WORK INSTRUCTIONS: Transcribe all of the records word for word, but omit the pictures.

────────

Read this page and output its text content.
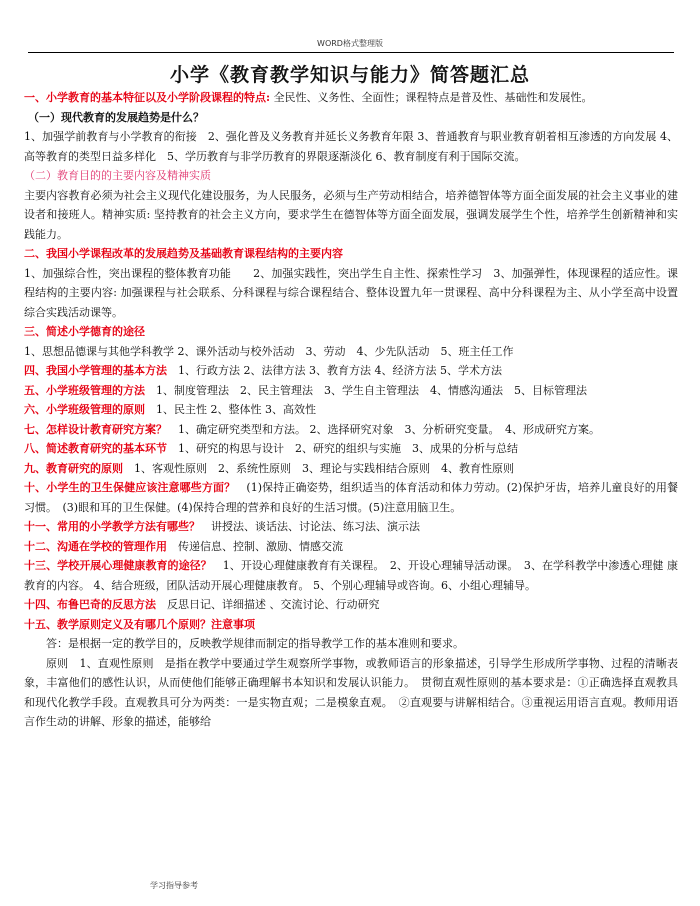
WORD格式整理版
小学《教育教学知识与能力》简答题汇总

一、小学教育的基本特征以及小学阶段课程的特点: 全民性、义务性、全面性；课程特点是普及性、基础性和发展性。

（一）现代教育的发展趋势是什么？

1、加强学前教育与小学教育的衔接　2、强化普及义务教育并延长义务教育年限 3、普通教育与职业教育朝着相互渗透的方向发展 4、高等教育的类型日益多样化　5、学历教育与非学历教育的界限逐渐淡化 6、教育制度有利于国际交流。

（二）教育目的的主要内容及精神实质

主要内容教育必须为社会主义现代化建设服务，为人民服务，必须与生产劳动相结合，培养德智体等方面全面发展的社会主义事业的建设者和接班人。精神实质: 坚持教育的社会主义方向，要求学生在德智体等方面全面发展，强调发展学生个性，培养学生创新精神和实践能力。

二、我国小学课程改革的发展趋势及基础教育课程结构的主要内容

1、加强综合性，突出课程的整体教育功能　　2、加强实践性，突出学生自主性、探索性学习　3、加强弹性，体现课程的适应性。课程结构的主要内容: 加强课程与社会联系、分科课程与综合课程结合、整体设置九年一贯课程、高中分科课程为主、从小学至高中设置综合实践活动课等。

三、简述小学德育的途径

1、思想品德课与其他学科教学 2、课外活动与校外活动　3、劳动　4、少先队活动　5、班主任工作

四、我国小学管理的基本方法　 1、行政方法 2、法律方法 3、教育方法 4、经济方法 5、学术方法

五、小学班级管理的方法　 1、制度管理法　2、民主管理法　3、学生自主管理法　4、情感沟通法　5、目标管理法

六、小学班级管理的原则　 1、民主性 2、整体性 3、高效性

七、怎样设计教育研究方案？　 1、确定研究类型和方法。 2、选择研究对象　3、分析研究变量。　4、形成研究方案。

八、简述教育研究的基本环节　 1、研究的构思与设计　2、研究的组织与实施　3、成果的分析与总结

九、教育研究的原则　 1、客观性原则　2、系统性原则　3、理论与实践相结合原则　4、教育性原则

十、小学生的卫生保健应该注意哪些方面？　 (1)保持正确姿势，组织适当的体育活动和体力劳动。(2)保护牙齿，培养儿童良好的用餐习惯。　(3)眼和耳的卫生保健。(4)保持合理的营养和良好的生活习惯。(5)注意用脑卫生。

十一、常用的小学教学方法有哪些？　 讲授法、谈话法、讨论法、练习法、演示法

十二、沟通在学校的管理作用　 传递信息、控制、激励、情感交流

十三、学校开展心理健康教育的途径？　 1、开设心理健康教育有关课程。　2、开设心理辅导活动课。　3、在学科教学中渗透心理健 康教育的内容。 4、结合班级，团队活动开展心理健康教育。 5、个别心理辅导或咨询。6、小组心理辅导。

十四、布鲁巴奇的反思方法　 反思日记、详细描述 、交流讨论、行动研究

十五、教学原则定义及有哪几个原则？注意事项

答：是根据一定的教学目的，反映教学规律而制定的指导教学工作的基本准则和要求。

原则　1、直观性原则　是指在教学中要通过学生观察所学事物，或教师语言的形象描述，引导学生形成所学事物、过程的清晰表象，丰富他们的感性认识，从而使他们能够正确理解书本知识和发展认识能力。　贯彻直观性原则的基本要求是：①正确选择直观教具和现代化教学手段。直观教具可分为两类：一是实物直观；二是模象直观。　②直观要与讲解相结合。③重视运用语言直观。教师用语言作生动的讲解、形象的描述，能够给

学习指导参考
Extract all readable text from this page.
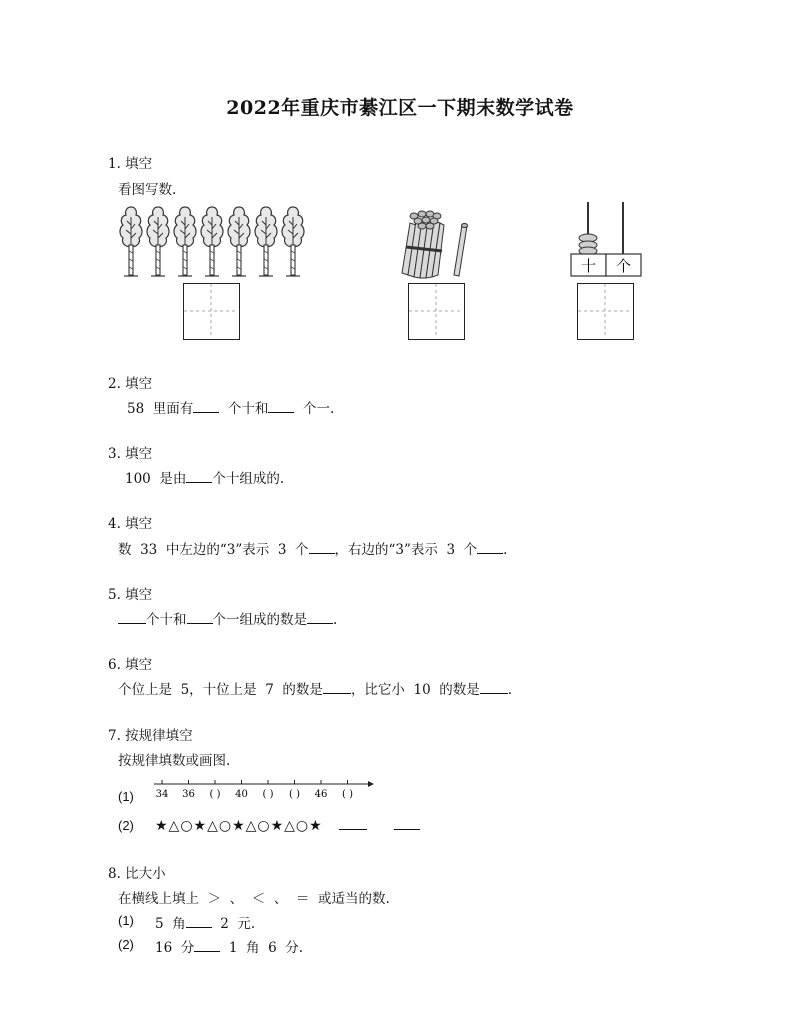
2022年重庆市綦江区一下期末数学试卷
1. 填空
看图写数.
十 个
2. 填空
58  里面有  个十和  个一.
3. 填空
100  是由 个十组成的.
4. 填空
数  33  中左边的“3”表示  3  个 ，右边的“3”表示  3  个 .
5. 填空
个十和 个一组成的数是 .
6. 填空
个位上是  5，十位上是  7  的数是 ，比它小  10  的数是 .
7. 按规律填空
按规律填数或画图.
(1) 34 36 ( ) 40 ( ) ( ) 46 ( )
(2) ★△○★△○★△○★△○★
8. 比大小
在横线上填上  ＞  、  ＜  、  ＝  或适当的数.
(1) 5  角  2  元.
(2) 16  分  1  角  6  分.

────────

PROBLEM SOLUTION:
Read this page and output its text content.
WORD格式整理版
小学《教育教学知识与能力》简答题汇总

一、小学教育的基本特征以及小学阶段课程的特点: 全民性、义务性、全面性；课程特点是普及性、基础性和发展性。

（一）现代教育的发展趋势是什么？

1、加强学前教育与小学教育的衔接　2、强化普及义务教育并延长义务教育年限 3、普通教育与职业教育朝着相互渗透的方向发展 4、高等教育的类型日益多样化　5、学历教育与非学历教育的界限逐渐淡化 6、教育制度有利于国际交流。

（二）教育目的的主要内容及精神实质

主要内容教育必须为社会主义现代化建设服务，为人民服务，必须与生产劳动相结合，培养德智体等方面全面发展的社会主义事业的建设者和接班人。精神实质: 坚持教育的社会主义方向，要求学生在德智体等方面全面发展，强调发展学生个性，培养学生创新精神和实践能力。

二、我国小学课程改革的发展趋势及基础教育课程结构的主要内容

1、加强综合性，突出课程的整体教育功能　　2、加强实践性，突出学生自主性、探索性学习　3、加强弹性，体现课程的适应性。课程结构的主要内容: 加强课程与社会联系、分科课程与综合课程结合、整体设置九年一贯课程、高中分科课程为主、从小学至高中设置综合实践活动课等。

三、简述小学德育的途径

1、思想品德课与其他学科教学 2、课外活动与校外活动　3、劳动　4、少先队活动　5、班主任工作

四、我国小学管理的基本方法　 1、行政方法 2、法律方法 3、教育方法 4、经济方法 5、学术方法

五、小学班级管理的方法　 1、制度管理法　2、民主管理法　3、学生自主管理法　4、情感沟通法　5、目标管理法

六、小学班级管理的原则　 1、民主性 2、整体性 3、高效性

七、怎样设计教育研究方案？　 1、确定研究类型和方法。 2、选择研究对象　3、分析研究变量。　4、形成研究方案。

八、简述教育研究的基本环节　 1、研究的构思与设计　2、研究的组织与实施　3、成果的分析与总结

九、教育研究的原则　 1、客观性原则　2、系统性原则　3、理论与实践相结合原则　4、教育性原则

十、小学生的卫生保健应该注意哪些方面？　 (1)保持正确姿势，组织适当的体育活动和体力劳动。(2)保护牙齿，培养儿童良好的用餐习惯。　(3)眼和耳的卫生保健。(4)保持合理的营养和良好的生活习惯。(5)注意用脑卫生。

十一、常用的小学教学方法有哪些？　 讲授法、谈话法、讨论法、练习法、演示法

十二、沟通在学校的管理作用　 传递信息、控制、激励、情感交流

十三、学校开展心理健康教育的途径？　 1、开设心理健康教育有关课程。　2、开设心理辅导活动课。　3、在学科教学中渗透心理健 康教育的内容。 4、结合班级，团队活动开展心理健康教育。 5、个别心理辅导或咨询。6、小组心理辅导。

十四、布鲁巴奇的反思方法　 反思日记、详细描述 、交流讨论、行动研究

十五、教学原则定义及有哪几个原则？注意事项

答：是根据一定的教学目的，反映教学规律而制定的指导教学工作的基本准则和要求。

原则　1、直观性原则　是指在教学中要通过学生观察所学事物，或教师语言的形象描述，引导学生形成所学事物、过程的清晰表象，丰富他们的感性认识，从而使他们能够正确理解书本知识和发展认识能力。　贯彻直观性原则的基本要求是：①正确选择直观教具和现代化教学手段。直观教具可分为两类：一是实物直观；二是模象直观。　②直观要与讲解相结合。③重视运用语言直观。教师用语言作生动的讲解、形象的描述，能够给

学习指导参考
Extract all readable text from this page.
2022年重庆市綦江区一下期末数学试卷
1. 填空
看图写数.
十 个
2. 填空
58  里面有  个十和  个一.
3. 填空
100  是由 个十组成的.
4. 填空
数  33  中左边的“3”表示  3  个 ，右边的“3”表示  3  个 .
5. 填空
个十和 个一组成的数是 .
6. 填空
个位上是  5，十位上是  7  的数是 ，比它小  10  的数是 .
7. 按规律填空
按规律填数或画图.
(1) 34 36 ( ) 40 ( ) ( ) 46 ( )
(2) ★△○★△○★△○★△○★
8. 比大小
在横线上填上  ＞  、  ＜  、  ＝  或适当的数.
(1) 5  角  2  元.
(2) 16  分  1  角  6  分.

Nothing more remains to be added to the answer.